[PROBLEM DESCRIPTION]
Copy every record below, exactly as written.

Dataset items:
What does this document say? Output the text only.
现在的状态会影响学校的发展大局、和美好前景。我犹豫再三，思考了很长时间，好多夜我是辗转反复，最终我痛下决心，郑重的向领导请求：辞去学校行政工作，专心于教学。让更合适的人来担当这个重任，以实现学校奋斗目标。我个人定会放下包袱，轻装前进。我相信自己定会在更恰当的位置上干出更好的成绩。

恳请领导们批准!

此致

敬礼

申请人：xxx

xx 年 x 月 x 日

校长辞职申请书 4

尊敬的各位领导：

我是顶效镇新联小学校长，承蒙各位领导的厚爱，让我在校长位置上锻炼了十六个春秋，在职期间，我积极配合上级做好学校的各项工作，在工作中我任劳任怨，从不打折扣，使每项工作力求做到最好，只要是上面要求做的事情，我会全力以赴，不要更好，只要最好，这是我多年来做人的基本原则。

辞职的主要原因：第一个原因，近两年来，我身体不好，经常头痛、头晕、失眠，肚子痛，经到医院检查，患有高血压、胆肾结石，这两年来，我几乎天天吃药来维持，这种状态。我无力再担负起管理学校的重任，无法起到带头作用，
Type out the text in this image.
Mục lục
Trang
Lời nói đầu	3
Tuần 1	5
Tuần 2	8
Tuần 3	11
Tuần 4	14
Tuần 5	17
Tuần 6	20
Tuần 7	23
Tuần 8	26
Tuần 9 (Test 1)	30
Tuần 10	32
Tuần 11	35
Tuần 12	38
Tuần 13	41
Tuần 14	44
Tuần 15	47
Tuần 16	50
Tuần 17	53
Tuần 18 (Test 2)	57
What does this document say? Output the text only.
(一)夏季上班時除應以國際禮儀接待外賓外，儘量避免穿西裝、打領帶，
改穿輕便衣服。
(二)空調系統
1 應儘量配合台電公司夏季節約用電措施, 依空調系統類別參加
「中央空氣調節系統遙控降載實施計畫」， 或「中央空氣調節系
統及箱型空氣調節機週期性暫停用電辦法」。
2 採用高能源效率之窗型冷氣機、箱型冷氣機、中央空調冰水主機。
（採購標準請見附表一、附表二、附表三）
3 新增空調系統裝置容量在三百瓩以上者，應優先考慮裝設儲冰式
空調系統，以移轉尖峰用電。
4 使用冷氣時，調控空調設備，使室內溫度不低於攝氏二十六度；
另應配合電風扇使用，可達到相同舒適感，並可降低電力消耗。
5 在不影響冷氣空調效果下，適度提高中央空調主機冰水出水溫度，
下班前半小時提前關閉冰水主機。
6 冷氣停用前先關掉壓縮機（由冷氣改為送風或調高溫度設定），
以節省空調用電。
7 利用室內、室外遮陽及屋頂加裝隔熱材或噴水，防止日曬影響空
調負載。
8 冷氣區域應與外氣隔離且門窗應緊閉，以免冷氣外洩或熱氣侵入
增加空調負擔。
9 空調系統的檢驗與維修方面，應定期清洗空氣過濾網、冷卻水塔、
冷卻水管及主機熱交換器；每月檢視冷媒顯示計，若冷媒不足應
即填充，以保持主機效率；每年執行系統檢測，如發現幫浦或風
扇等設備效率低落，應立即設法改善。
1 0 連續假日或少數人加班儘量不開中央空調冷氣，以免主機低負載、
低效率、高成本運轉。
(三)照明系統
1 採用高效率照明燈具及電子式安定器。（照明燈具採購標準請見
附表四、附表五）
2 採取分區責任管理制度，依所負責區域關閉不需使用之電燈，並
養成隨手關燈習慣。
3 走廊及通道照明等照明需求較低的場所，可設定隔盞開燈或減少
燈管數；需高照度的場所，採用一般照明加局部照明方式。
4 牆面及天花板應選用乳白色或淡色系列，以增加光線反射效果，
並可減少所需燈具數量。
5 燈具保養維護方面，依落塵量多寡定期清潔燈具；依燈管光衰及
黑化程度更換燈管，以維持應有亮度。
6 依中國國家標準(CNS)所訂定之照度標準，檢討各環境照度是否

[ANSWER TO THE PROBLEM]
What does this document say? Output the text only.
现在的状态会影响学校的发展大局、和美好前景。我犹豫再三，思考了很长时间，好多夜我是辗转反复，最终我痛下决心，郑重的向领导请求：辞去学校行政工作，专心于教学。让更合适的人来担当这个重任，以实现学校奋斗目标。我个人定会放下包袱，轻装前进。我相信自己定会在更恰当的位置上干出更好的成绩。

恳请领导们批准!

此致

敬礼

申请人：xxx

xx 年 x 月 x 日

校长辞职申请书 4

尊敬的各位领导：

我是顶效镇新联小学校长，承蒙各位领导的厚爱，让我在校长位置上锻炼了十六个春秋，在职期间，我积极配合上级做好学校的各项工作，在工作中我任劳任怨，从不打折扣，使每项工作力求做到最好，只要是上面要求做的事情，我会全力以赴，不要更好，只要最好，这是我多年来做人的基本原则。

辞职的主要原因：第一个原因，近两年来，我身体不好，经常头痛、头晕、失眠，肚子痛，经到医院检查，患有高血压、胆肾结石，这两年来，我几乎天天吃药来维持，这种状态。我无力再担负起管理学校的重任，无法起到带头作用，
Type out the text in this image.
Mục lục
Trang
Lời nói đầu	3
Tuần 1	5
Tuần 2	8
Tuần 3	11
Tuần 4	14
Tuần 5	17
Tuần 6	20
Tuần 7	23
Tuần 8	26
Tuần 9 (Test 1)	30
Tuần 10	32
Tuần 11	35
Tuần 12	38
Tuần 13	41
Tuần 14	44
Tuần 15	47
Tuần 16	50
Tuần 17	53
Tuần 18 (Test 2)	57
What does this document say? Output the text only.
(一)夏季上班時除應以國際禮儀接待外賓外，儘量避免穿西裝、打領帶，
改穿輕便衣服。
(二)空調系統
1 應儘量配合台電公司夏季節約用電措施, 依空調系統類別參加
「中央空氣調節系統遙控降載實施計畫」， 或「中央空氣調節系
統及箱型空氣調節機週期性暫停用電辦法」。
2 採用高能源效率之窗型冷氣機、箱型冷氣機、中央空調冰水主機。
（採購標準請見附表一、附表二、附表三）
3 新增空調系統裝置容量在三百瓩以上者，應優先考慮裝設儲冰式
空調系統，以移轉尖峰用電。
4 使用冷氣時，調控空調設備，使室內溫度不低於攝氏二十六度；
另應配合電風扇使用，可達到相同舒適感，並可降低電力消耗。
5 在不影響冷氣空調效果下，適度提高中央空調主機冰水出水溫度，
下班前半小時提前關閉冰水主機。
6 冷氣停用前先關掉壓縮機（由冷氣改為送風或調高溫度設定），
以節省空調用電。
7 利用室內、室外遮陽及屋頂加裝隔熱材或噴水，防止日曬影響空
調負載。
8 冷氣區域應與外氣隔離且門窗應緊閉，以免冷氣外洩或熱氣侵入
增加空調負擔。
9 空調系統的檢驗與維修方面，應定期清洗空氣過濾網、冷卻水塔、
冷卻水管及主機熱交換器；每月檢視冷媒顯示計，若冷媒不足應
即填充，以保持主機效率；每年執行系統檢測，如發現幫浦或風
扇等設備效率低落，應立即設法改善。
1 0 連續假日或少數人加班儘量不開中央空調冷氣，以免主機低負載、
低效率、高成本運轉。
(三)照明系統
1 採用高效率照明燈具及電子式安定器。（照明燈具採購標準請見
附表四、附表五）
2 採取分區責任管理制度，依所負責區域關閉不需使用之電燈，並
養成隨手關燈習慣。
3 走廊及通道照明等照明需求較低的場所，可設定隔盞開燈或減少
燈管數；需高照度的場所，採用一般照明加局部照明方式。
4 牆面及天花板應選用乳白色或淡色系列，以增加光線反射效果，
並可減少所需燈具數量。
5 燈具保養維護方面，依落塵量多寡定期清潔燈具；依燈管光衰及
黑化程度更換燈管，以維持應有亮度。
6 依中國國家標準(CNS)所訂定之照度標準，檢討各環境照度是否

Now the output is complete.